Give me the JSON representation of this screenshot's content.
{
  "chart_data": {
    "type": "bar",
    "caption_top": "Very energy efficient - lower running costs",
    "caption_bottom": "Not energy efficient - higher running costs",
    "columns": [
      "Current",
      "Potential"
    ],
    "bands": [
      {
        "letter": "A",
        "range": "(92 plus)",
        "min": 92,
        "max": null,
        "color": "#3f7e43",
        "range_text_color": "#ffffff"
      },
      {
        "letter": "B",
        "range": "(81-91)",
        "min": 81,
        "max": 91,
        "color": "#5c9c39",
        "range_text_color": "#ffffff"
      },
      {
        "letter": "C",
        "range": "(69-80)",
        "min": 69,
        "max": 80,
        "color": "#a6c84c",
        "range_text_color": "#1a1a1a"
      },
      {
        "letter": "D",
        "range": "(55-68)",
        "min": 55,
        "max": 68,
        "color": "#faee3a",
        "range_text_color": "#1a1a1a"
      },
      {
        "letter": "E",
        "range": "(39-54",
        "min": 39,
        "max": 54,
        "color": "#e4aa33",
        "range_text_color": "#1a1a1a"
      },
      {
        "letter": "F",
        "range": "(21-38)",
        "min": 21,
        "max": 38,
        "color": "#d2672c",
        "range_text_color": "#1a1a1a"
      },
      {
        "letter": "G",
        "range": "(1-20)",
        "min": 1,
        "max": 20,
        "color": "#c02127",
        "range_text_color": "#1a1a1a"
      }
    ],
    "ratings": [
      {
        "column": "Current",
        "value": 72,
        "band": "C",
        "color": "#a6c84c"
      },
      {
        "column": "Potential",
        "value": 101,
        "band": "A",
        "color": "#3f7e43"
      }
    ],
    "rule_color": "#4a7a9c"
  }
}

_SET TASK:_ Of the lines in this listing, report how many contain the string "costs", and give the number only.

_SOLUTION TO THIS EXERCISE:_ 2